* begin INPUT MATERIAL *

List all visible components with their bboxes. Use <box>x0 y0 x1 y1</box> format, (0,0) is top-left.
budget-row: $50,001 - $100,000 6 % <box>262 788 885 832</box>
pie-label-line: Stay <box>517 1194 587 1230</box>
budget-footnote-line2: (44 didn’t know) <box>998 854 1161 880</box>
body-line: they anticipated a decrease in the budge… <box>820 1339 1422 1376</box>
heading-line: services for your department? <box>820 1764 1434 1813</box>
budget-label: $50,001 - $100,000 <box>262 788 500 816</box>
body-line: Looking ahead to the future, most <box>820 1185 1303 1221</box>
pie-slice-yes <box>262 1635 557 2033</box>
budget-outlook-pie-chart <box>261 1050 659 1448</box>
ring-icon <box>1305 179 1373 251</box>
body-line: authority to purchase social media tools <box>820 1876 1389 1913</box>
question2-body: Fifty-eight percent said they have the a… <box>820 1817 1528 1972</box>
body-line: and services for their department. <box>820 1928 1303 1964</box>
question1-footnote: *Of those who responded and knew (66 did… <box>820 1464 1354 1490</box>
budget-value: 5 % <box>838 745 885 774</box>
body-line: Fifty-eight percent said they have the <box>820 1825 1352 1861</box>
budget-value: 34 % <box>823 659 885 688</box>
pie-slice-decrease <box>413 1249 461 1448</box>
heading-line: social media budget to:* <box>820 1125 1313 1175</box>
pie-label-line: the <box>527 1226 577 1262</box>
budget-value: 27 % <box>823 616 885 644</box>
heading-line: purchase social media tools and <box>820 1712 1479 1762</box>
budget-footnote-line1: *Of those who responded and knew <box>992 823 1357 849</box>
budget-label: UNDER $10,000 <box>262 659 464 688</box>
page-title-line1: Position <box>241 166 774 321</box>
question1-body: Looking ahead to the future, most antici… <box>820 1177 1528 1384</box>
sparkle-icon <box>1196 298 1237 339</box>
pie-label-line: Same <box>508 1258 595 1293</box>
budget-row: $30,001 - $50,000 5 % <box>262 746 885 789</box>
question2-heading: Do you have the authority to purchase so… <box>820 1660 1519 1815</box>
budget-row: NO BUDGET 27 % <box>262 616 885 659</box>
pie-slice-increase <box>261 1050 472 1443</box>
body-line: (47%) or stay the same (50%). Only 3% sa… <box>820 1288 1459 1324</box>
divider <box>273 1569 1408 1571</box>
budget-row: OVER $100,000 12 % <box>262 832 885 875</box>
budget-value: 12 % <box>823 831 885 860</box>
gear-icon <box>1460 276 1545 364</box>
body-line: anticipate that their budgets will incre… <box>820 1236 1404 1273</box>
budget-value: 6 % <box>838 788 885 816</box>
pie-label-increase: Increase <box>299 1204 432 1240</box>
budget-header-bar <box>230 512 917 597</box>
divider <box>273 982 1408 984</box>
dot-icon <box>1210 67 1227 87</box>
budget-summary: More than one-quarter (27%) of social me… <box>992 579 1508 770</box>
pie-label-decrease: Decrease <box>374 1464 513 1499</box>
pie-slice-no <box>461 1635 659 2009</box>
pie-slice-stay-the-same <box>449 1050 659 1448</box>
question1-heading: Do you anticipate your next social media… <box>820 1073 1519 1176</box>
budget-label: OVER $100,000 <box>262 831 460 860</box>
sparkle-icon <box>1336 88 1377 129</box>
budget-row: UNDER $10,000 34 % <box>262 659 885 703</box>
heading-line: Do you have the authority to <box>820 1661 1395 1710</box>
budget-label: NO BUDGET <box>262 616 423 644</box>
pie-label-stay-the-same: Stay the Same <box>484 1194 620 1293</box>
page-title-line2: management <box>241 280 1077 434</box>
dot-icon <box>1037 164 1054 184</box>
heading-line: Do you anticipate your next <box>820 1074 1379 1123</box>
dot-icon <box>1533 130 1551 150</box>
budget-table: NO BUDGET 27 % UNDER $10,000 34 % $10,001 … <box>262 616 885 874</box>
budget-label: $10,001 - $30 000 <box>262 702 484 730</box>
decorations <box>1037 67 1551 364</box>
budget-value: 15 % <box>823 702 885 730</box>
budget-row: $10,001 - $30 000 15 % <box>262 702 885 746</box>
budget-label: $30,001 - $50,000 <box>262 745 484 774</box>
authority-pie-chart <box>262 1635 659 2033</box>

* end INPUT MATERIAL *

PROMPT: Revise the lines above so that every "budget-value" becomes "budget-figure", leaving all other text unchanged.

THE ANSWER:
List all visible components with their bboxes. Use <box>x0 y0 x1 y1</box> format, (0,0) is top-left.
budget-row: $50,001 - $100,000 6 % <box>262 788 885 832</box>
pie-label-line: Stay <box>517 1194 587 1230</box>
budget-footnote-line2: (44 didn’t know) <box>998 854 1161 880</box>
body-line: they anticipated a decrease in the budge… <box>820 1339 1422 1376</box>
heading-line: services for your department? <box>820 1764 1434 1813</box>
budget-label: $50,001 - $100,000 <box>262 788 500 816</box>
body-line: Looking ahead to the future, most <box>820 1185 1303 1221</box>
pie-slice-yes <box>262 1635 557 2033</box>
budget-outlook-pie-chart <box>261 1050 659 1448</box>
ring-icon <box>1305 179 1373 251</box>
body-line: authority to purchase social media tools <box>820 1876 1389 1913</box>
question2-body: Fifty-eight percent said they have the a… <box>820 1817 1528 1972</box>
body-line: and services for their department. <box>820 1928 1303 1964</box>
question1-footnote: *Of those who responded and knew (66 did… <box>820 1464 1354 1490</box>
budget-figure: 5 % <box>838 745 885 774</box>
body-line: Fifty-eight percent said they have the <box>820 1825 1352 1861</box>
budget-figure: 34 % <box>823 659 885 688</box>
pie-slice-decrease <box>413 1249 461 1448</box>
heading-line: social media budget to:* <box>820 1125 1313 1175</box>
pie-label-line: the <box>527 1226 577 1262</box>
budget-figure: 27 % <box>823 616 885 644</box>
heading-line: purchase social media tools and <box>820 1712 1479 1762</box>
budget-footnote-line1: *Of those who responded and knew <box>992 823 1357 849</box>
budget-label: UNDER $10,000 <box>262 659 464 688</box>
page-title-line1: Position <box>241 166 774 321</box>
question1-body: Looking ahead to the future, most antici… <box>820 1177 1528 1384</box>
sparkle-icon <box>1196 298 1237 339</box>
pie-label-line: Same <box>508 1258 595 1293</box>
budget-row: $30,001 - $50,000 5 % <box>262 746 885 789</box>
question2-heading: Do you have the authority to purchase so… <box>820 1660 1519 1815</box>
budget-row: NO BUDGET 27 % <box>262 616 885 659</box>
pie-slice-increase <box>261 1050 472 1443</box>
body-line: (47%) or stay the same (50%). Only 3% sa… <box>820 1288 1459 1324</box>
divider <box>273 1569 1408 1571</box>
budget-row: OVER $100,000 12 % <box>262 832 885 875</box>
budget-figure: 12 % <box>823 831 885 860</box>
gear-icon <box>1460 276 1545 364</box>
body-line: anticipate that their budgets will incre… <box>820 1236 1404 1273</box>
budget-figure: 6 % <box>838 788 885 816</box>
pie-label-increase: Increase <box>299 1204 432 1240</box>
budget-header-bar <box>230 512 917 597</box>
divider <box>273 982 1408 984</box>
dot-icon <box>1210 67 1227 87</box>
budget-summary: More than one-quarter (27%) of social me… <box>992 579 1508 770</box>
pie-label-decrease: Decrease <box>374 1464 513 1499</box>
pie-slice-no <box>461 1635 659 2009</box>
pie-slice-stay-the-same <box>449 1050 659 1448</box>
question1-heading: Do you anticipate your next social media… <box>820 1073 1519 1176</box>
budget-label: OVER $100,000 <box>262 831 460 860</box>
sparkle-icon <box>1336 88 1377 129</box>
budget-row: UNDER $10,000 34 % <box>262 659 885 703</box>
heading-line: Do you have the authority to <box>820 1661 1395 1710</box>
budget-label: NO BUDGET <box>262 616 423 644</box>
pie-label-stay-the-same: Stay the Same <box>484 1194 620 1293</box>
page-title-line2: management <box>241 280 1077 434</box>
dot-icon <box>1037 164 1054 184</box>
heading-line: Do you anticipate your next <box>820 1074 1379 1123</box>
dot-icon <box>1533 130 1551 150</box>
budget-table: NO BUDGET 27 % UNDER $10,000 34 % $10,001 … <box>262 616 885 874</box>
budget-label: $10,001 - $30 000 <box>262 702 484 730</box>
decorations <box>1037 67 1551 364</box>
budget-figure: 15 % <box>823 702 885 730</box>
budget-row: $10,001 - $30 000 15 % <box>262 702 885 746</box>
budget-label: $30,001 - $50,000 <box>262 745 484 774</box>
authority-pie-chart <box>262 1635 659 2033</box>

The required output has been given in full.